Exercise requirements:
Copy all the material below, exactly as it stands.

Records shown:
--------------------------------

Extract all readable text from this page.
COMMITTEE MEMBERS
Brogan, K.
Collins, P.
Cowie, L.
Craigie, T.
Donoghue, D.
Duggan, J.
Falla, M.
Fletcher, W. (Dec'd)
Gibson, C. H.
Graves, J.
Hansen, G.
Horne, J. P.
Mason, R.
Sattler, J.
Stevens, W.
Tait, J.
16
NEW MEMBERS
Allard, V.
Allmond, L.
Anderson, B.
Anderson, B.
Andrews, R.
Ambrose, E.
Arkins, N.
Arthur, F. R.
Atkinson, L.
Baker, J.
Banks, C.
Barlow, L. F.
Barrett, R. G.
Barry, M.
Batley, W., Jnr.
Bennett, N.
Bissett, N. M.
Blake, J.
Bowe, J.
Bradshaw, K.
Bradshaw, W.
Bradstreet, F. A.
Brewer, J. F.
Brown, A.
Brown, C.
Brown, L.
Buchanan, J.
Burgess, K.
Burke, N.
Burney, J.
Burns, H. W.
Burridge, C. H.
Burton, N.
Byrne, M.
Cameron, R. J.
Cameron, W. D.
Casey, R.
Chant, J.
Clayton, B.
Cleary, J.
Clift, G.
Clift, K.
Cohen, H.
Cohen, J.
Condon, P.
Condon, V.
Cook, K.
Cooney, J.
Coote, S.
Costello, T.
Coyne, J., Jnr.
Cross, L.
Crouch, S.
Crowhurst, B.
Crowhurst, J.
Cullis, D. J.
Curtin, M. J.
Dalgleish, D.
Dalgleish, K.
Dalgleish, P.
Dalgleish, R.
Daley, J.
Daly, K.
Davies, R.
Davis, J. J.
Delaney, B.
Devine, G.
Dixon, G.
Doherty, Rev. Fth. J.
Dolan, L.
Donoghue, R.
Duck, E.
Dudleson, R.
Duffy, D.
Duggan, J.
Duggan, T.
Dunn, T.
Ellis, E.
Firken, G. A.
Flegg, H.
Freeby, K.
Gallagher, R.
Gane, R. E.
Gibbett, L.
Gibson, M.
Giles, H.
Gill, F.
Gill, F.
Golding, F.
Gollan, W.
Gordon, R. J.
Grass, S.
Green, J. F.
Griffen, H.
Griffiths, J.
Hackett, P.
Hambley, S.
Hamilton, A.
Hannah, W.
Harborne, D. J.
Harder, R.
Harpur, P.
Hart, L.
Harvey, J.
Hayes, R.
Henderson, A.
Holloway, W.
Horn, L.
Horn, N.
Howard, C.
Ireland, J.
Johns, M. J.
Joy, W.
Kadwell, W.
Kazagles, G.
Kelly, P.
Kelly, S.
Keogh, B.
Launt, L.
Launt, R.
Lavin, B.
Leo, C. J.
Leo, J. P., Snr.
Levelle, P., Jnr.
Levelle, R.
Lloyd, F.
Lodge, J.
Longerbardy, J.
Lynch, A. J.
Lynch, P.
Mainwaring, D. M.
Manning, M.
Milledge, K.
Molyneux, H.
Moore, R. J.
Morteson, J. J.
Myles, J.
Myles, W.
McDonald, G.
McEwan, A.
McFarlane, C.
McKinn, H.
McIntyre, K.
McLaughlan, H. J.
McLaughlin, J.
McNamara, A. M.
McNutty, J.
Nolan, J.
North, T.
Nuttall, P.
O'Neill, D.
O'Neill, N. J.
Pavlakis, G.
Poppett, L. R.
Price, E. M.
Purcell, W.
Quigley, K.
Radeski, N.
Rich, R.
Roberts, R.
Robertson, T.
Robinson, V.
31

--------------------------------

Response to the task:
Extract all readable text from this page.
COMMITTEE MEMBERS
Brogan, K.
Collins, P.
Cowie, L.
Craigie, T.
Donoghue, D.
Duggan, J.
Falla, M.
Fletcher, W. (Dec'd)
Gibson, C. H.
Graves, J.
Hansen, G.
Horne, J. P.
Mason, R.
Sattler, J.
Stevens, W.
Tait, J.
16
NEW MEMBERS
Allard, V.
Allmond, L.
Anderson, B.
Anderson, B.
Andrews, R.
Ambrose, E.
Arkins, N.
Arthur, F. R.
Atkinson, L.
Baker, J.
Banks, C.
Barlow, L. F.
Barrett, R. G.
Barry, M.
Batley, W., Jnr.
Bennett, N.
Bissett, N. M.
Blake, J.
Bowe, J.
Bradshaw, K.
Bradshaw, W.
Bradstreet, F. A.
Brewer, J. F.
Brown, A.
Brown, C.
Brown, L.
Buchanan, J.
Burgess, K.
Burke, N.
Burney, J.
Burns, H. W.
Burridge, C. H.
Burton, N.
Byrne, M.
Cameron, R. J.
Cameron, W. D.
Casey, R.
Chant, J.
Clayton, B.
Cleary, J.
Clift, G.
Clift, K.
Cohen, H.
Cohen, J.
Condon, P.
Condon, V.
Cook, K.
Cooney, J.
Coote, S.
Costello, T.
Coyne, J., Jnr.
Cross, L.
Crouch, S.
Crowhurst, B.
Crowhurst, J.
Cullis, D. J.
Curtin, M. J.
Dalgleish, D.
Dalgleish, K.
Dalgleish, P.
Dalgleish, R.
Daley, J.
Daly, K.
Davies, R.
Davis, J. J.
Delaney, B.
Devine, G.
Dixon, G.
Doherty, Rev. Fth. J.
Dolan, L.
Donoghue, R.
Duck, E.
Dudleson, R.
Duffy, D.
Duggan, J.
Duggan, T.
Dunn, T.
Ellis, E.
Firken, G. A.
Flegg, H.
Freeby, K.
Gallagher, R.
Gane, R. E.
Gibbett, L.
Gibson, M.
Giles, H.
Gill, F.
Gill, F.
Golding, F.
Gollan, W.
Gordon, R. J.
Grass, S.
Green, J. F.
Griffen, H.
Griffiths, J.
Hackett, P.
Hambley, S.
Hamilton, A.
Hannah, W.
Harborne, D. J.
Harder, R.
Harpur, P.
Hart, L.
Harvey, J.
Hayes, R.
Henderson, A.
Holloway, W.
Horn, L.
Horn, N.
Howard, C.
Ireland, J.
Johns, M. J.
Joy, W.
Kadwell, W.
Kazagles, G.
Kelly, P.
Kelly, S.
Keogh, B.
Launt, L.
Launt, R.
Lavin, B.
Leo, C. J.
Leo, J. P., Snr.
Levelle, P., Jnr.
Levelle, R.
Lloyd, F.
Lodge, J.
Longerbardy, J.
Lynch, A. J.
Lynch, P.
Mainwaring, D. M.
Manning, M.
Milledge, K.
Molyneux, H.
Moore, R. J.
Morteson, J. J.
Myles, J.
Myles, W.
McDonald, G.
McEwan, A.
McFarlane, C.
McKinn, H.
McIntyre, K.
McLaughlan, H. J.
McLaughlin, J.
McNamara, A. M.
McNutty, J.
Nolan, J.
North, T.
Nuttall, P.
O'Neill, D.
O'Neill, N. J.
Pavlakis, G.
Poppett, L. R.
Price, E. M.
Purcell, W.
Quigley, K.
Radeski, N.
Rich, R.
Roberts, R.
Robertson, T.
Robinson, V.
31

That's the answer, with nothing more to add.